Given records:
'''
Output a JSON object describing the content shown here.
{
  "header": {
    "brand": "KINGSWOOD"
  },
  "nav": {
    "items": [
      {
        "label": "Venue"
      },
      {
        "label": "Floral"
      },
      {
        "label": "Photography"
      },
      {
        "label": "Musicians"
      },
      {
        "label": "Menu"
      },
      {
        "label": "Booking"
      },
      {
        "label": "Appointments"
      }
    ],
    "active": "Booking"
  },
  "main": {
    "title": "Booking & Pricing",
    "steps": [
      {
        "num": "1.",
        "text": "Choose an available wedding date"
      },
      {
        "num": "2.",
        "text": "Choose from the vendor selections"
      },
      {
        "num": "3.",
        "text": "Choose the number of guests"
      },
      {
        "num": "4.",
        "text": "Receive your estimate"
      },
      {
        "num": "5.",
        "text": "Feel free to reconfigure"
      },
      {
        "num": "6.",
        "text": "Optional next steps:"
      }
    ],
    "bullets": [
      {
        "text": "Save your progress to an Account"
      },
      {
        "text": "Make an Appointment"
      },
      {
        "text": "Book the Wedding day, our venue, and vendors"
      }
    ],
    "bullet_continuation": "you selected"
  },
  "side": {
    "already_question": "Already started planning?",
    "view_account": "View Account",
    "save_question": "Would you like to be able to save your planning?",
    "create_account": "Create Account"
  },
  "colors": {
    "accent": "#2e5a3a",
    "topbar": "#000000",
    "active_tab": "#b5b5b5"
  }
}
'''
What to do:
Exactly reproduce all of the entries.

Result of this task:
Output a JSON object describing the content shown here.
{
  "header": {
    "brand": "KINGSWOOD"
  },
  "nav": {
    "items": [
      {
        "label": "Venue"
      },
      {
        "label": "Floral"
      },
      {
        "label": "Photography"
      },
      {
        "label": "Musicians"
      },
      {
        "label": "Menu"
      },
      {
        "label": "Booking"
      },
      {
        "label": "Appointments"
      }
    ],
    "active": "Booking"
  },
  "main": {
    "title": "Booking & Pricing",
    "steps": [
      {
        "num": "1.",
        "text": "Choose an available wedding date"
      },
      {
        "num": "2.",
        "text": "Choose from the vendor selections"
      },
      {
        "num": "3.",
        "text": "Choose the number of guests"
      },
      {
        "num": "4.",
        "text": "Receive your estimate"
      },
      {
        "num": "5.",
        "text": "Feel free to reconfigure"
      },
      {
        "num": "6.",
        "text": "Optional next steps:"
      }
    ],
    "bullets": [
      {
        "text": "Save your progress to an Account"
      },
      {
        "text": "Make an Appointment"
      },
      {
        "text": "Book the Wedding day, our venue, and vendors"
      }
    ],
    "bullet_continuation": "you selected"
  },
  "side": {
    "already_question": "Already started planning?",
    "view_account": "View Account",
    "save_question": "Would you like to be able to save your planning?",
    "create_account": "Create Account"
  },
  "colors": {
    "accent": "#2e5a3a",
    "topbar": "#000000",
    "active_tab": "#b5b5b5"
  }
}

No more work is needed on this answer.